• **BRIEF**
Output each entry verbatim and exclude every picture from it.

• **Data excerpts**

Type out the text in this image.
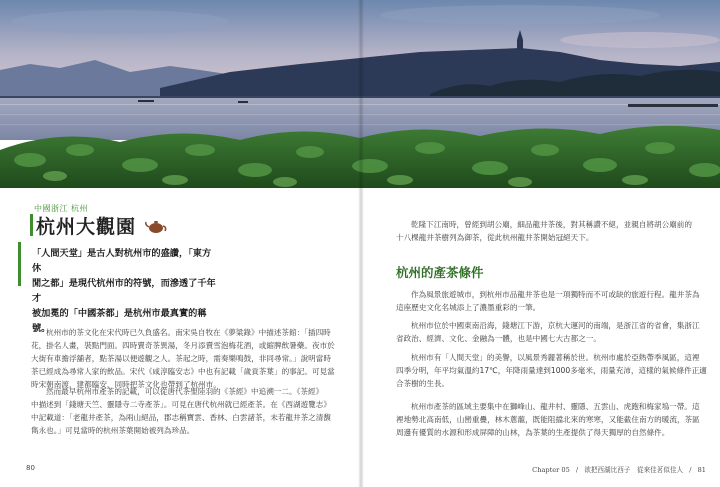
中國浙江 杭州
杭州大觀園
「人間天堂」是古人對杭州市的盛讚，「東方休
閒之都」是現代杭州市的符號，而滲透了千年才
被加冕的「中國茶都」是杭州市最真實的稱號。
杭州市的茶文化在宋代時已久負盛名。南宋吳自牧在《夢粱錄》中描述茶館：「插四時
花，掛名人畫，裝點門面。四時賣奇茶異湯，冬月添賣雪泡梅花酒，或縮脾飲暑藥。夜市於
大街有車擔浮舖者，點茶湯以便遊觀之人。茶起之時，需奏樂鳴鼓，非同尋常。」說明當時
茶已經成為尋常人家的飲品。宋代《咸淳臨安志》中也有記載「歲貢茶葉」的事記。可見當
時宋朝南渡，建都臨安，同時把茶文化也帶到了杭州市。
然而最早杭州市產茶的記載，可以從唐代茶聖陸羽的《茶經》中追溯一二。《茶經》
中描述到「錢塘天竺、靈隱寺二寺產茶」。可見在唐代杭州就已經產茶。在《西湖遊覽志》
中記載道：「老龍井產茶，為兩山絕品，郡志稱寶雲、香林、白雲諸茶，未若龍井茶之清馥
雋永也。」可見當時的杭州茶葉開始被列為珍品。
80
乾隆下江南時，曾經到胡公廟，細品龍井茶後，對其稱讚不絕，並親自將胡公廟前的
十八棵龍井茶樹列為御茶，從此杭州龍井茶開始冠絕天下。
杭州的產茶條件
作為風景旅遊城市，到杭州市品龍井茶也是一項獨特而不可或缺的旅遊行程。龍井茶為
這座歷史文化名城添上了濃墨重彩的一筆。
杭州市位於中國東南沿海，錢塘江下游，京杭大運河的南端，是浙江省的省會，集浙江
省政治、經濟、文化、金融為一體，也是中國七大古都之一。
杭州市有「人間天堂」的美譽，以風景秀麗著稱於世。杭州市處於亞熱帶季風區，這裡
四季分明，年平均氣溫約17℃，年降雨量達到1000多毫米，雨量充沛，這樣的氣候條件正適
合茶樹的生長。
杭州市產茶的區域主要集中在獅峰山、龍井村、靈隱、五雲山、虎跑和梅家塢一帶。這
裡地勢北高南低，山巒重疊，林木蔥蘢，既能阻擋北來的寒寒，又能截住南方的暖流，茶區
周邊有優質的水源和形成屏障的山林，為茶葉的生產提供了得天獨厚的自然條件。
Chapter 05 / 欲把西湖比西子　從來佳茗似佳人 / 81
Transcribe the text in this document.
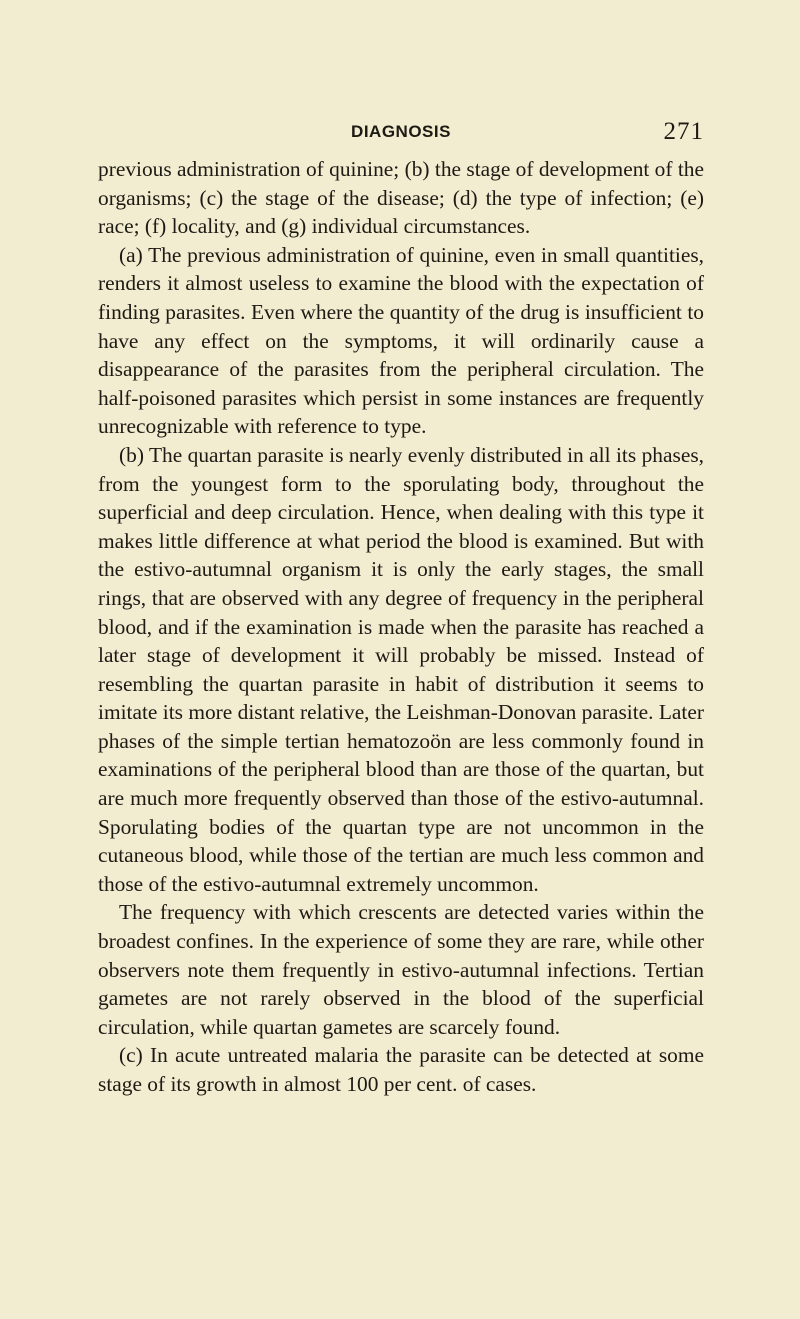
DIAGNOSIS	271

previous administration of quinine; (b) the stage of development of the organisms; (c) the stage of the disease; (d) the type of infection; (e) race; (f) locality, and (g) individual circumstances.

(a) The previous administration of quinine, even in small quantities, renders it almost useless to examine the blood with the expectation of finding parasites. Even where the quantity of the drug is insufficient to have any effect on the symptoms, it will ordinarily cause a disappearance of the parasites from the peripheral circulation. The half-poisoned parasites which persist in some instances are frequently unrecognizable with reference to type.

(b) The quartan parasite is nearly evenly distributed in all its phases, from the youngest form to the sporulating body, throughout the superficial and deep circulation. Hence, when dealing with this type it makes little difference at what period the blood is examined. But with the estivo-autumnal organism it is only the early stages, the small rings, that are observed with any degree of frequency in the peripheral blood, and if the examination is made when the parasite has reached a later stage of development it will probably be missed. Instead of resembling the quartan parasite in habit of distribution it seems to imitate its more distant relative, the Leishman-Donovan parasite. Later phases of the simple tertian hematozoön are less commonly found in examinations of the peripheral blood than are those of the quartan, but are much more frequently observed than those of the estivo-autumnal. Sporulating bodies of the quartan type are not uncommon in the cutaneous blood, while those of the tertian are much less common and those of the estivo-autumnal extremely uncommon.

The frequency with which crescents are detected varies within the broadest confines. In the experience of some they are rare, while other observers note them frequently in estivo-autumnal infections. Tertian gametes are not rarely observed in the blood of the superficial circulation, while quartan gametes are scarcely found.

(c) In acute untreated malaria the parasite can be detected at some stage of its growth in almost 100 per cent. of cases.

• **SOLUTION**
Type out the text in this image.
中國浙江 杭州
杭州大觀園
「人間天堂」是古人對杭州市的盛讚，「東方休
閒之都」是現代杭州市的符號，而滲透了千年才
被加冕的「中國茶都」是杭州市最真實的稱號。
杭州市的茶文化在宋代時已久負盛名。南宋吳自牧在《夢粱錄》中描述茶館：「插四時
花，掛名人畫，裝點門面。四時賣奇茶異湯，冬月添賣雪泡梅花酒，或縮脾飲暑藥。夜市於
大街有車擔浮舖者，點茶湯以便遊觀之人。茶起之時，需奏樂鳴鼓，非同尋常。」說明當時
茶已經成為尋常人家的飲品。宋代《咸淳臨安志》中也有記載「歲貢茶葉」的事記。可見當
時宋朝南渡，建都臨安，同時把茶文化也帶到了杭州市。
然而最早杭州市產茶的記載，可以從唐代茶聖陸羽的《茶經》中追溯一二。《茶經》
中描述到「錢塘天竺、靈隱寺二寺產茶」。可見在唐代杭州就已經產茶。在《西湖遊覽志》
中記載道：「老龍井產茶，為兩山絕品，郡志稱寶雲、香林、白雲諸茶，未若龍井茶之清馥
雋永也。」可見當時的杭州茶葉開始被列為珍品。
80
乾隆下江南時，曾經到胡公廟，細品龍井茶後，對其稱讚不絕，並親自將胡公廟前的
十八棵龍井茶樹列為御茶，從此杭州龍井茶開始冠絕天下。
杭州的產茶條件
作為風景旅遊城市，到杭州市品龍井茶也是一項獨特而不可或缺的旅遊行程。龍井茶為
這座歷史文化名城添上了濃墨重彩的一筆。
杭州市位於中國東南沿海，錢塘江下游，京杭大運河的南端，是浙江省的省會，集浙江
省政治、經濟、文化、金融為一體，也是中國七大古都之一。
杭州市有「人間天堂」的美譽，以風景秀麗著稱於世。杭州市處於亞熱帶季風區，這裡
四季分明，年平均氣溫約17℃，年降雨量達到1000多毫米，雨量充沛，這樣的氣候條件正適
合茶樹的生長。
杭州市產茶的區域主要集中在獅峰山、龍井村、靈隱、五雲山、虎跑和梅家塢一帶。這
裡地勢北高南低，山巒重疊，林木蔥蘢，既能阻擋北來的寒寒，又能截住南方的暖流，茶區
周邊有優質的水源和形成屏障的山林，為茶葉的生產提供了得天獨厚的自然條件。
Chapter 05 / 欲把西湖比西子　從來佳茗似佳人 / 81
Transcribe the text in this document.
DIAGNOSIS	271

previous administration of quinine; (b) the stage of development of the organisms; (c) the stage of the disease; (d) the type of infection; (e) race; (f) locality, and (g) individual circumstances.

(a) The previous administration of quinine, even in small quantities, renders it almost useless to examine the blood with the expectation of finding parasites. Even where the quantity of the drug is insufficient to have any effect on the symptoms, it will ordinarily cause a disappearance of the parasites from the peripheral circulation. The half-poisoned parasites which persist in some instances are frequently unrecognizable with reference to type.

(b) The quartan parasite is nearly evenly distributed in all its phases, from the youngest form to the sporulating body, throughout the superficial and deep circulation. Hence, when dealing with this type it makes little difference at what period the blood is examined. But with the estivo-autumnal organism it is only the early stages, the small rings, that are observed with any degree of frequency in the peripheral blood, and if the examination is made when the parasite has reached a later stage of development it will probably be missed. Instead of resembling the quartan parasite in habit of distribution it seems to imitate its more distant relative, the Leishman-Donovan parasite. Later phases of the simple tertian hematozoön are less commonly found in examinations of the peripheral blood than are those of the quartan, but are much more frequently observed than those of the estivo-autumnal. Sporulating bodies of the quartan type are not uncommon in the cutaneous blood, while those of the tertian are much less common and those of the estivo-autumnal extremely uncommon.

The frequency with which crescents are detected varies within the broadest confines. In the experience of some they are rare, while other observers note them frequently in estivo-autumnal infections. Tertian gametes are not rarely observed in the blood of the superficial circulation, while quartan gametes are scarcely found.

(c) In acute untreated malaria the parasite can be detected at some stage of its growth in almost 100 per cent. of cases.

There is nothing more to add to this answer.